Can you pull out each line of the data below that includes the word "into"?
---------- Dataset ----------
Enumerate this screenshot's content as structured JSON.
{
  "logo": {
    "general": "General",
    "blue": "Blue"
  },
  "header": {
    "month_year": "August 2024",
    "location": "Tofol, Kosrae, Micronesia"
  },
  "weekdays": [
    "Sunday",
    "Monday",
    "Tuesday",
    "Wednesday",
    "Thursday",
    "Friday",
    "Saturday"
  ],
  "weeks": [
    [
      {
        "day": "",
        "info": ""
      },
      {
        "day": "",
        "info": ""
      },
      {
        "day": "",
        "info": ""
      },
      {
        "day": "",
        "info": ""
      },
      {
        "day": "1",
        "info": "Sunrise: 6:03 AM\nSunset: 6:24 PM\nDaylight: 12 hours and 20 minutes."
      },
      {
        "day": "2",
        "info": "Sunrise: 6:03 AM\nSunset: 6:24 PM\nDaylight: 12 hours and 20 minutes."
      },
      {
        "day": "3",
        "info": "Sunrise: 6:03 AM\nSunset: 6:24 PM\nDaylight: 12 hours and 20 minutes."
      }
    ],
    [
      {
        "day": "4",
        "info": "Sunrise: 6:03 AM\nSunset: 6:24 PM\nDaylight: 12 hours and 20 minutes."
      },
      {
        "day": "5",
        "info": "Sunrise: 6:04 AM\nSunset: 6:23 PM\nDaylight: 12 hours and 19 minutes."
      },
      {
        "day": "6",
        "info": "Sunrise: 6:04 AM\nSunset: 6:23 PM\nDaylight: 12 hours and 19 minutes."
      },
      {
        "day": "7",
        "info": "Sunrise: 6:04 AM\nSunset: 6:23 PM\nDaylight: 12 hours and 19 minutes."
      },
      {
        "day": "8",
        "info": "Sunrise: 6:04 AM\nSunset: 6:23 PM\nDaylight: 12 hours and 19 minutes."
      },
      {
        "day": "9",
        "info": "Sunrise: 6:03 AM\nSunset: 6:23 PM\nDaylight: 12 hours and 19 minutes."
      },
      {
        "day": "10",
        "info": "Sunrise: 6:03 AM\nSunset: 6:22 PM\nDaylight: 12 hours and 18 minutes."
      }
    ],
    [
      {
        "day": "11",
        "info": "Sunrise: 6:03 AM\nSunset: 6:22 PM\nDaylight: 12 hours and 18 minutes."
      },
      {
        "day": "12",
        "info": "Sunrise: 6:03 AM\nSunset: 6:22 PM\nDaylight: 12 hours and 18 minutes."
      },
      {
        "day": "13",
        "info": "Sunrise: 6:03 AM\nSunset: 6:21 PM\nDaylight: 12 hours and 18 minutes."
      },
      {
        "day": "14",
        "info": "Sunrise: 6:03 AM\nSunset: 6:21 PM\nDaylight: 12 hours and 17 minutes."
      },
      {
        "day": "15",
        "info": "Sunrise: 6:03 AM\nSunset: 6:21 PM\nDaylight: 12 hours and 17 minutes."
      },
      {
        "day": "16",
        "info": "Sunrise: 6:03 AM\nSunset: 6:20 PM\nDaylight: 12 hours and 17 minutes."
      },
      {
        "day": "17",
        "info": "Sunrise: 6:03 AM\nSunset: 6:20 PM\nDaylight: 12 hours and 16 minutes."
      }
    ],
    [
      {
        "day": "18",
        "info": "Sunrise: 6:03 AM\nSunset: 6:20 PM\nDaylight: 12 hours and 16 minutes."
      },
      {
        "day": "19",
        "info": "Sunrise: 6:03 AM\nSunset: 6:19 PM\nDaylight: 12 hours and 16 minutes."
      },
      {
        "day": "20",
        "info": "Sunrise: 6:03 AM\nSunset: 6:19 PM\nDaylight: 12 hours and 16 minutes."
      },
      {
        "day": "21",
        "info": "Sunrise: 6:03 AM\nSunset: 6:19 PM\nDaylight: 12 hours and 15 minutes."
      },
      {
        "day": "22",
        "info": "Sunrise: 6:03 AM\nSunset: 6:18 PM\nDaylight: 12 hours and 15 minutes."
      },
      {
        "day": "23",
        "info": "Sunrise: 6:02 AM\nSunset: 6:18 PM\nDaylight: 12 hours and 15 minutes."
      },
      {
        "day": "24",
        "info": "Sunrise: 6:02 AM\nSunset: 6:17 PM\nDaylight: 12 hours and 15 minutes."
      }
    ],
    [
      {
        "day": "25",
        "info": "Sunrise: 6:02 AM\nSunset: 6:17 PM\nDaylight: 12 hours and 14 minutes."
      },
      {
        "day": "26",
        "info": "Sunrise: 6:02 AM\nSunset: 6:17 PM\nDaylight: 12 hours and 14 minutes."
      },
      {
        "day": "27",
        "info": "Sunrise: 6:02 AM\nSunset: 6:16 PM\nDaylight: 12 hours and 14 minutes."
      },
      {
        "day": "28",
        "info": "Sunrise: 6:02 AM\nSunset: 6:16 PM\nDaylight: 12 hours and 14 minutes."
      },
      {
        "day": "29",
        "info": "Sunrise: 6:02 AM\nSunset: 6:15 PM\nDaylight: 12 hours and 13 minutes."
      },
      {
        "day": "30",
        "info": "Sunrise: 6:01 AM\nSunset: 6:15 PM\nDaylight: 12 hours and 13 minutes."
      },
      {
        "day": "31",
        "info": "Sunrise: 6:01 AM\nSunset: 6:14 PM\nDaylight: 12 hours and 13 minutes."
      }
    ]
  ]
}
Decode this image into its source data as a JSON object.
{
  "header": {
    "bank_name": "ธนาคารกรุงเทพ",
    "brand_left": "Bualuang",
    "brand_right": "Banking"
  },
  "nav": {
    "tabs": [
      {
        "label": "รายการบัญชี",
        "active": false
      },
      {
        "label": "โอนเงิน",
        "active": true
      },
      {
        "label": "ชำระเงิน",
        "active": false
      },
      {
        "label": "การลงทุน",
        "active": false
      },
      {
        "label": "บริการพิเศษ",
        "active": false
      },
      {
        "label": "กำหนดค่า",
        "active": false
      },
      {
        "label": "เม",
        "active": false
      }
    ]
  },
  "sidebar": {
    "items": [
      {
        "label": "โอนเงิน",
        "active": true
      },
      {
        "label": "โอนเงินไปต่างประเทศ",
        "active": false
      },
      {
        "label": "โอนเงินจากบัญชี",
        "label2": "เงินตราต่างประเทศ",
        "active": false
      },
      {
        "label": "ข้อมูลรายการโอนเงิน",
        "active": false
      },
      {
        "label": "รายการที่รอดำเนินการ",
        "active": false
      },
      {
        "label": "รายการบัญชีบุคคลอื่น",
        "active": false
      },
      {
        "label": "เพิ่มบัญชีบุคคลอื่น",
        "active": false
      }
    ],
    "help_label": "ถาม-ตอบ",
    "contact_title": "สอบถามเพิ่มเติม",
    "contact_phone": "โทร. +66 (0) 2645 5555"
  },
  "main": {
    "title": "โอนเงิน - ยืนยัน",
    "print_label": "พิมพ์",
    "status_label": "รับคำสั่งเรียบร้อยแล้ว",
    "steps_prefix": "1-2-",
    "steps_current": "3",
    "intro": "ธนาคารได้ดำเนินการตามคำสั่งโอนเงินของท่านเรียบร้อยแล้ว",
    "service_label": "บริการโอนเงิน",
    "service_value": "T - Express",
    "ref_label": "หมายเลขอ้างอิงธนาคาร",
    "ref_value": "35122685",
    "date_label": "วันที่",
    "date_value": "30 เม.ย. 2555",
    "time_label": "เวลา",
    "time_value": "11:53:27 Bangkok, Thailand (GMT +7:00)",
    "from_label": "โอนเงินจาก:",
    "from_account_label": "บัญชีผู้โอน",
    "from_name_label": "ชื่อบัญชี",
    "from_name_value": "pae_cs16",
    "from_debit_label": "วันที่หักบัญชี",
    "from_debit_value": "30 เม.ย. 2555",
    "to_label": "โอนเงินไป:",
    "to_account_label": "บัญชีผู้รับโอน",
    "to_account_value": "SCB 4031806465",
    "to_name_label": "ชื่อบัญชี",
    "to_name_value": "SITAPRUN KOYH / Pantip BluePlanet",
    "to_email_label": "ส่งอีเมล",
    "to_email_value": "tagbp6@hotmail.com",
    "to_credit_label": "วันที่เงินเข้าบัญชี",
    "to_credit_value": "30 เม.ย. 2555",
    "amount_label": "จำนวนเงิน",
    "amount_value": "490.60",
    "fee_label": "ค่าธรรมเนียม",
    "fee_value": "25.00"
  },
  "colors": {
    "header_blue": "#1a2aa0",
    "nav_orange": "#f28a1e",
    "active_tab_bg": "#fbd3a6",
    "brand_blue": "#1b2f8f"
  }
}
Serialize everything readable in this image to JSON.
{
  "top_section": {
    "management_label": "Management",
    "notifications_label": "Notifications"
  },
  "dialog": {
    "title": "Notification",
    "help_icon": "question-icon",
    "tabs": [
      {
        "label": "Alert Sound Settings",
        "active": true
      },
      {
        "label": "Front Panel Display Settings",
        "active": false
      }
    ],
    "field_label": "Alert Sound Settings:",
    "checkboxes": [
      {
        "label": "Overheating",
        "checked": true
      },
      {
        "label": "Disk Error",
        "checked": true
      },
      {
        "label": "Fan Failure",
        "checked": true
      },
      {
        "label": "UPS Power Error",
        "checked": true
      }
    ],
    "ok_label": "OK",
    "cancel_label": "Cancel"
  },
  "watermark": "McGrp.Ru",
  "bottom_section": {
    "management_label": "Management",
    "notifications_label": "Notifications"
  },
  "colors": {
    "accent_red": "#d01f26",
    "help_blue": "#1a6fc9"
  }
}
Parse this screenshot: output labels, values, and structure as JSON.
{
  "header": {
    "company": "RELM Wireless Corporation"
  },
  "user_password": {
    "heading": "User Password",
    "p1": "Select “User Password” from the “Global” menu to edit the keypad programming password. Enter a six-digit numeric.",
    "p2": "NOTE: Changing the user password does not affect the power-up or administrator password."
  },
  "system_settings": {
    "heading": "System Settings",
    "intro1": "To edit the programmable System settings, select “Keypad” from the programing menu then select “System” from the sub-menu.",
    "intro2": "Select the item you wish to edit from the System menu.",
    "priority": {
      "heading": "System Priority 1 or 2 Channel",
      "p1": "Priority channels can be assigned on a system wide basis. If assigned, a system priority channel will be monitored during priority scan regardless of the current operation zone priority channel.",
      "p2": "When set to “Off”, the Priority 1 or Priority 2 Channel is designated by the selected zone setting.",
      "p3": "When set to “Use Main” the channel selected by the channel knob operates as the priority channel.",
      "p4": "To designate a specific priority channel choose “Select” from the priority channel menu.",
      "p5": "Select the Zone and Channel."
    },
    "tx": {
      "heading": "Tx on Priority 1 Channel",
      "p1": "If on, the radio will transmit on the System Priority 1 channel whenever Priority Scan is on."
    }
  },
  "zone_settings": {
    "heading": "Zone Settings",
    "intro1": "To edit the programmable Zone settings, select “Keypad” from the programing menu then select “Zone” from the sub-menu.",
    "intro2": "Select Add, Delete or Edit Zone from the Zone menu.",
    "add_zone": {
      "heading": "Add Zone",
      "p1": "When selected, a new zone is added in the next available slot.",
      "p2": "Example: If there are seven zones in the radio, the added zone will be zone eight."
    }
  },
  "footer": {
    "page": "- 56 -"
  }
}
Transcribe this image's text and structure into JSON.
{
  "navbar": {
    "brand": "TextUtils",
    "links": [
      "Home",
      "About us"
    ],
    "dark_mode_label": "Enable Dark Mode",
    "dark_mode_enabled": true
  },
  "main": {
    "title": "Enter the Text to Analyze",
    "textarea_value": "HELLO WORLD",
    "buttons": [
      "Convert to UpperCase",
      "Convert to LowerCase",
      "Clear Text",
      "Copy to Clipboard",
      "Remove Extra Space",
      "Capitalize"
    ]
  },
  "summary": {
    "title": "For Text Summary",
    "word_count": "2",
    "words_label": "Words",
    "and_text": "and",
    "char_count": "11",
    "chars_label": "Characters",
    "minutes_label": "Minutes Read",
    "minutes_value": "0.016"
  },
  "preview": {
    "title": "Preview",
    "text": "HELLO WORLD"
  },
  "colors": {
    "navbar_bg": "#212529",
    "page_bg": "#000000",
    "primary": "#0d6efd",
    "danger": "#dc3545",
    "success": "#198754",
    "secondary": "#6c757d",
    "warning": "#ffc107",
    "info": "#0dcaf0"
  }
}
----------
▶ [Written answer]:
Decode this image into its source data as a JSON object.
Transcribe this image's text and structure into JSON.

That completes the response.